— Start —
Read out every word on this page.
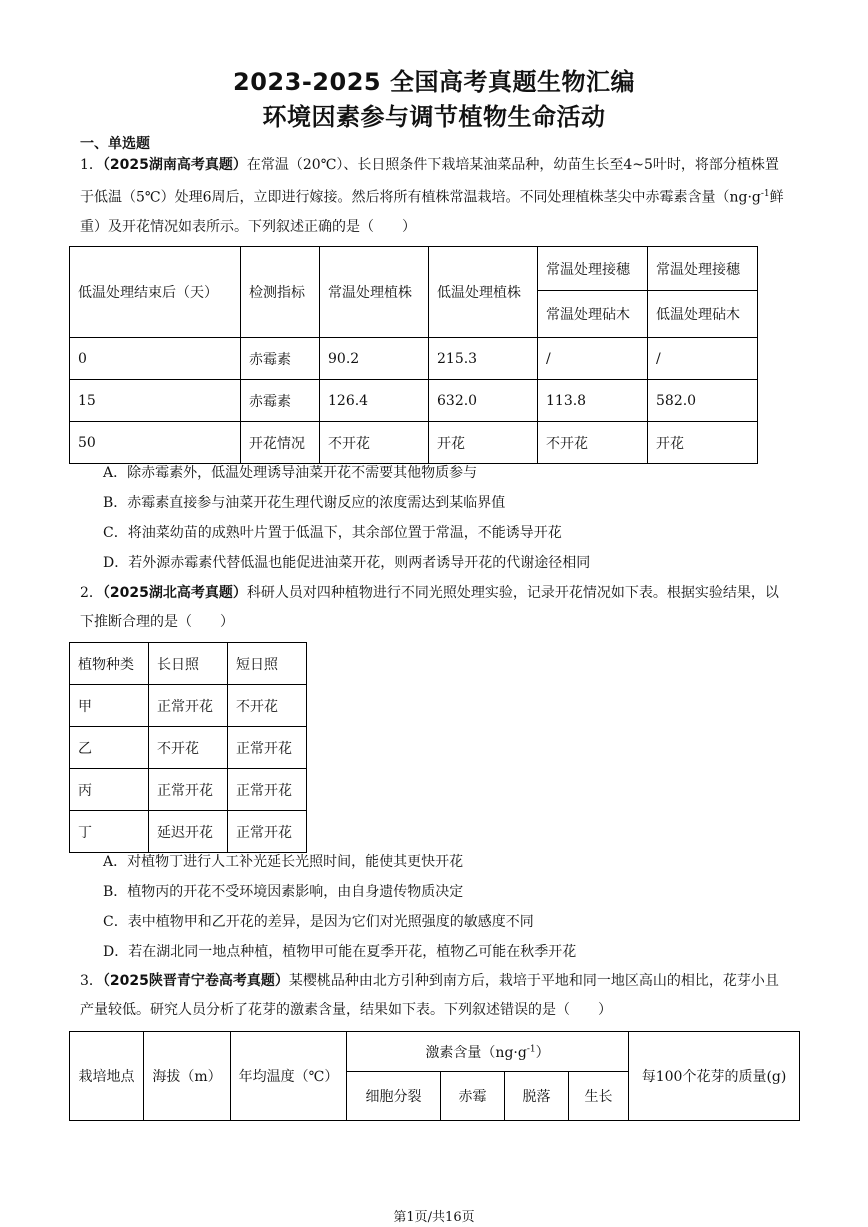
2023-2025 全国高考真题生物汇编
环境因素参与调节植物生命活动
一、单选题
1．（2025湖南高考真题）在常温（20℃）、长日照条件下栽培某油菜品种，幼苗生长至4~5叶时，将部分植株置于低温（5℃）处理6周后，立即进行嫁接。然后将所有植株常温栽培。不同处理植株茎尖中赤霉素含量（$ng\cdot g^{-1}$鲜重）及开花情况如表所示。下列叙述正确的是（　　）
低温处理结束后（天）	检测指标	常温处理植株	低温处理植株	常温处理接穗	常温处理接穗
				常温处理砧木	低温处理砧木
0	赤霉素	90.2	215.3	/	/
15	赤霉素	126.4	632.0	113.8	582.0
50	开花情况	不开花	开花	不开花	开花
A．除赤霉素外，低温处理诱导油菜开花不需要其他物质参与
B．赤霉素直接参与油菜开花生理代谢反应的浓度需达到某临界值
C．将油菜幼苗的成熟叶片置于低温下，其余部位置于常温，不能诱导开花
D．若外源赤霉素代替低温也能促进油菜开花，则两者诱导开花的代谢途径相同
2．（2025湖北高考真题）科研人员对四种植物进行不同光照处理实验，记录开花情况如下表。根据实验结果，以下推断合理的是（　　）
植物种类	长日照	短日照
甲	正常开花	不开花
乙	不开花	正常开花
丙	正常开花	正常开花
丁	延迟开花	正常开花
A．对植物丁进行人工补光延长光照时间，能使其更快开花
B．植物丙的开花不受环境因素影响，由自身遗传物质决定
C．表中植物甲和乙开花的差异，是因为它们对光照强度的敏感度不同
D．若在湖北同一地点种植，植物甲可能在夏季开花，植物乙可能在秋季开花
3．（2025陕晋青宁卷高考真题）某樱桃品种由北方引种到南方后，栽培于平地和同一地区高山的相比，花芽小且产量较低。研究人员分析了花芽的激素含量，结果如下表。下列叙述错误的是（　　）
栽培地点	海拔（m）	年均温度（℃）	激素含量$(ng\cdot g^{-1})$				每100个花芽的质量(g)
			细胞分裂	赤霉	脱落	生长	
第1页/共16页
— End —
The task
From the entries, report each line that includes the word "正常开花".

Reply
甲	正常开花	不开花
乙	不开花	正常开花
丙	正常开花	正常开花
丁	延迟开花	正常开花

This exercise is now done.